** PROBLEM STATEMENT **
Restate all of the entries exactly, dropping any pictures they hold.

Data entries
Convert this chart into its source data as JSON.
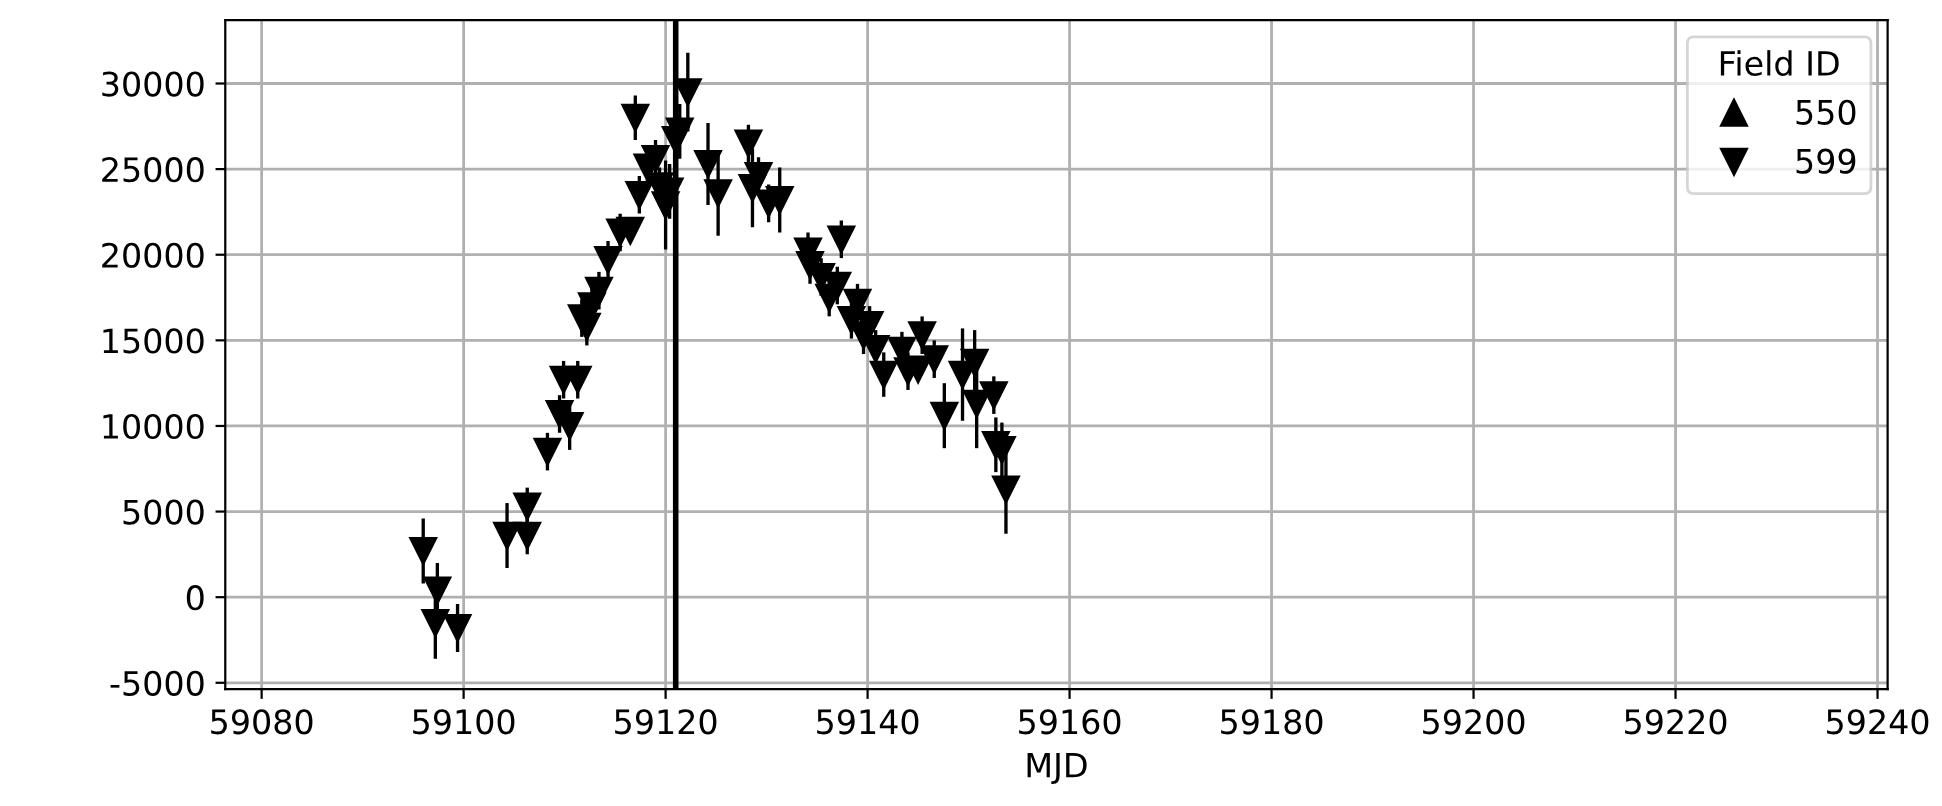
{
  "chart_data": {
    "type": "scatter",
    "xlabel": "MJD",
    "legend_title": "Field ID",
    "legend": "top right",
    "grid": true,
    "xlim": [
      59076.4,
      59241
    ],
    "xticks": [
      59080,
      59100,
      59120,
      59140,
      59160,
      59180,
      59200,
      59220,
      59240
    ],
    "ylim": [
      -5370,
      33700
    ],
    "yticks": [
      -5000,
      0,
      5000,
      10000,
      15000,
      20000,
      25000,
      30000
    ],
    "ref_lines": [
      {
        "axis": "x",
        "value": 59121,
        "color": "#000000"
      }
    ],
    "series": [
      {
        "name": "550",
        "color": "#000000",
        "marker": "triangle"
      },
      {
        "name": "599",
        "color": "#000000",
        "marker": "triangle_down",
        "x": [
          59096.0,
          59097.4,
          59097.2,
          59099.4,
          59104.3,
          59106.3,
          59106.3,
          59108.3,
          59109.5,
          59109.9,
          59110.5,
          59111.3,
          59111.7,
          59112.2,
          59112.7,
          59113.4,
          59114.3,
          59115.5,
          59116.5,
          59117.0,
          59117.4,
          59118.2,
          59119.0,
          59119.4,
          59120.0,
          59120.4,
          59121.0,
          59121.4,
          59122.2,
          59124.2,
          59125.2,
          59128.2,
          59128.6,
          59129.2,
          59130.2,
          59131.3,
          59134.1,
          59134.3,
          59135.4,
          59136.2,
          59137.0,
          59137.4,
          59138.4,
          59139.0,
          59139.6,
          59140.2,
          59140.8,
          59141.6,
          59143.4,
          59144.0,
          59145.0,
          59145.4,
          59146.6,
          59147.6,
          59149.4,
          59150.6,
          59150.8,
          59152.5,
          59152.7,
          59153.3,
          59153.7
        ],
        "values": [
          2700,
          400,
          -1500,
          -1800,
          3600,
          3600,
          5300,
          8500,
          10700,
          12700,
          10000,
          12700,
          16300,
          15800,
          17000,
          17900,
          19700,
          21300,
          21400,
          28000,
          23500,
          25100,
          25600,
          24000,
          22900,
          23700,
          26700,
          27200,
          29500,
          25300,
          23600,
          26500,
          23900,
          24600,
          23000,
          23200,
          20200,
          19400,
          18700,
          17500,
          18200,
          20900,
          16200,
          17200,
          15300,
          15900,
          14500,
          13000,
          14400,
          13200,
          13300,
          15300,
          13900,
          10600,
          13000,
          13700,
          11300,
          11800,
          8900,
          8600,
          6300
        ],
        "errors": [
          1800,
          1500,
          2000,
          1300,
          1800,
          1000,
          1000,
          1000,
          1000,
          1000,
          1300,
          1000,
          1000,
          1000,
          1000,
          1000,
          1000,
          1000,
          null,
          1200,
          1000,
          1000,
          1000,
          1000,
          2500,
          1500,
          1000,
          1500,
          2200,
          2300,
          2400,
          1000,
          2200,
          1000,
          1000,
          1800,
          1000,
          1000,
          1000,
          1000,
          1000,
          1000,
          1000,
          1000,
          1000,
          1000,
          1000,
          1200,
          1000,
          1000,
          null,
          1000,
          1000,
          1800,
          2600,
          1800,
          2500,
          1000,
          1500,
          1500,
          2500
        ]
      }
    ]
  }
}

** ANSWER FOR THIS EXERCISE **
Convert this chart into its source data as JSON.
{
  "chart_data": {
    "type": "scatter",
    "xlabel": "MJD",
    "legend_title": "Field ID",
    "legend": "top right",
    "grid": true,
    "xlim": [
      59076.4,
      59241
    ],
    "xticks": [
      59080,
      59100,
      59120,
      59140,
      59160,
      59180,
      59200,
      59220,
      59240
    ],
    "ylim": [
      -5370,
      33700
    ],
    "yticks": [
      -5000,
      0,
      5000,
      10000,
      15000,
      20000,
      25000,
      30000
    ],
    "ref_lines": [
      {
        "axis": "x",
        "value": 59121,
        "color": "#000000"
      }
    ],
    "series": [
      {
        "name": "550",
        "color": "#000000",
        "marker": "triangle"
      },
      {
        "name": "599",
        "color": "#000000",
        "marker": "triangle_down",
        "x": [
          59096.0,
          59097.4,
          59097.2,
          59099.4,
          59104.3,
          59106.3,
          59106.3,
          59108.3,
          59109.5,
          59109.9,
          59110.5,
          59111.3,
          59111.7,
          59112.2,
          59112.7,
          59113.4,
          59114.3,
          59115.5,
          59116.5,
          59117.0,
          59117.4,
          59118.2,
          59119.0,
          59119.4,
          59120.0,
          59120.4,
          59121.0,
          59121.4,
          59122.2,
          59124.2,
          59125.2,
          59128.2,
          59128.6,
          59129.2,
          59130.2,
          59131.3,
          59134.1,
          59134.3,
          59135.4,
          59136.2,
          59137.0,
          59137.4,
          59138.4,
          59139.0,
          59139.6,
          59140.2,
          59140.8,
          59141.6,
          59143.4,
          59144.0,
          59145.0,
          59145.4,
          59146.6,
          59147.6,
          59149.4,
          59150.6,
          59150.8,
          59152.5,
          59152.7,
          59153.3,
          59153.7
        ],
        "values": [
          2700,
          400,
          -1500,
          -1800,
          3600,
          3600,
          5300,
          8500,
          10700,
          12700,
          10000,
          12700,
          16300,
          15800,
          17000,
          17900,
          19700,
          21300,
          21400,
          28000,
          23500,
          25100,
          25600,
          24000,
          22900,
          23700,
          26700,
          27200,
          29500,
          25300,
          23600,
          26500,
          23900,
          24600,
          23000,
          23200,
          20200,
          19400,
          18700,
          17500,
          18200,
          20900,
          16200,
          17200,
          15300,
          15900,
          14500,
          13000,
          14400,
          13200,
          13300,
          15300,
          13900,
          10600,
          13000,
          13700,
          11300,
          11800,
          8900,
          8600,
          6300
        ],
        "errors": [
          1800,
          1500,
          2000,
          1300,
          1800,
          1000,
          1000,
          1000,
          1000,
          1000,
          1300,
          1000,
          1000,
          1000,
          1000,
          1000,
          1000,
          1000,
          null,
          1200,
          1000,
          1000,
          1000,
          1000,
          2500,
          1500,
          1000,
          1500,
          2200,
          2300,
          2400,
          1000,
          2200,
          1000,
          1000,
          1800,
          1000,
          1000,
          1000,
          1000,
          1000,
          1000,
          1000,
          1000,
          1000,
          1000,
          1000,
          1200,
          1000,
          1000,
          null,
          1000,
          1000,
          1800,
          2600,
          1800,
          2500,
          1000,
          1500,
          1500,
          2500
        ]
      }
    ]
  }
}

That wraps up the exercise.